Write out the whole of the material exactly.

* **Stored data**:
— START —

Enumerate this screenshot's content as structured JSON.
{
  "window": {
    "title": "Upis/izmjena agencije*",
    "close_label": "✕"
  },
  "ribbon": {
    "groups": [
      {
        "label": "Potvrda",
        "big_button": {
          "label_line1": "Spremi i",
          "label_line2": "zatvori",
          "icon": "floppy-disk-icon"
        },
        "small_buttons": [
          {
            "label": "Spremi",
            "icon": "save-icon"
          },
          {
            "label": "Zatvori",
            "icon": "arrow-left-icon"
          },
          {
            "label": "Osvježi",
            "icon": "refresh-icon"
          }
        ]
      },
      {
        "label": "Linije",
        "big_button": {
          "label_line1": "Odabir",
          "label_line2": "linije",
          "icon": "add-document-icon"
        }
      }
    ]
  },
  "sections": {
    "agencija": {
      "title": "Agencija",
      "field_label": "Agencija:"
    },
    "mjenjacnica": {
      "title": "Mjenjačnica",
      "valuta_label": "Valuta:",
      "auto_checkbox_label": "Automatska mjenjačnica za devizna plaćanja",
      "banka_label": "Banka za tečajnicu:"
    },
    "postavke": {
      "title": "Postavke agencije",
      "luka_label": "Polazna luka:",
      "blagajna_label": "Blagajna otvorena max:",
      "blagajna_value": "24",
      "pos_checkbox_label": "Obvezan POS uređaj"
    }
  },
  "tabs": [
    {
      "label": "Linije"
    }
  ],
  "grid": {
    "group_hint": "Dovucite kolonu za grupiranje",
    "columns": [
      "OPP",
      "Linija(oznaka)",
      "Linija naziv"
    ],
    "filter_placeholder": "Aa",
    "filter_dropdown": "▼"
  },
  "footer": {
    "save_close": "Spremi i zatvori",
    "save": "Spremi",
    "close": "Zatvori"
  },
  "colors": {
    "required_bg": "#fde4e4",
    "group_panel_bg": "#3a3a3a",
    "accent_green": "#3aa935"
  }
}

— END —

* **RESULT FOR THIS TASK**:
Enumerate this screenshot's content as structured JSON.
{
  "window": {
    "title": "Upis/izmjena agencije*",
    "close_label": "✕"
  },
  "ribbon": {
    "groups": [
      {
        "label": "Potvrda",
        "big_button": {
          "label_line1": "Spremi i",
          "label_line2": "zatvori",
          "icon": "floppy-disk-icon"
        },
        "small_buttons": [
          {
            "label": "Spremi",
            "icon": "save-icon"
          },
          {
            "label": "Zatvori",
            "icon": "arrow-left-icon"
          },
          {
            "label": "Osvježi",
            "icon": "refresh-icon"
          }
        ]
      },
      {
        "label": "Linije",
        "big_button": {
          "label_line1": "Odabir",
          "label_line2": "linije",
          "icon": "add-document-icon"
        }
      }
    ]
  },
  "sections": {
    "agencija": {
      "title": "Agencija",
      "field_label": "Agencija:"
    },
    "mjenjacnica": {
      "title": "Mjenjačnica",
      "valuta_label": "Valuta:",
      "auto_checkbox_label": "Automatska mjenjačnica za devizna plaćanja",
      "banka_label": "Banka za tečajnicu:"
    },
    "postavke": {
      "title": "Postavke agencije",
      "luka_label": "Polazna luka:",
      "blagajna_label": "Blagajna otvorena max:",
      "blagajna_value": "24",
      "pos_checkbox_label": "Obvezan POS uređaj"
    }
  },
  "tabs": [
    {
      "label": "Linije"
    }
  ],
  "grid": {
    "group_hint": "Dovucite kolonu za grupiranje",
    "columns": [
      "OPP",
      "Linija(oznaka)",
      "Linija naziv"
    ],
    "filter_placeholder": "Aa",
    "filter_dropdown": "▼"
  },
  "footer": {
    "save_close": "Spremi i zatvori",
    "save": "Spremi",
    "close": "Zatvori"
  },
  "colors": {
    "required_bg": "#fde4e4",
    "group_panel_bg": "#3a3a3a",
    "accent_green": "#3aa935"
  }
}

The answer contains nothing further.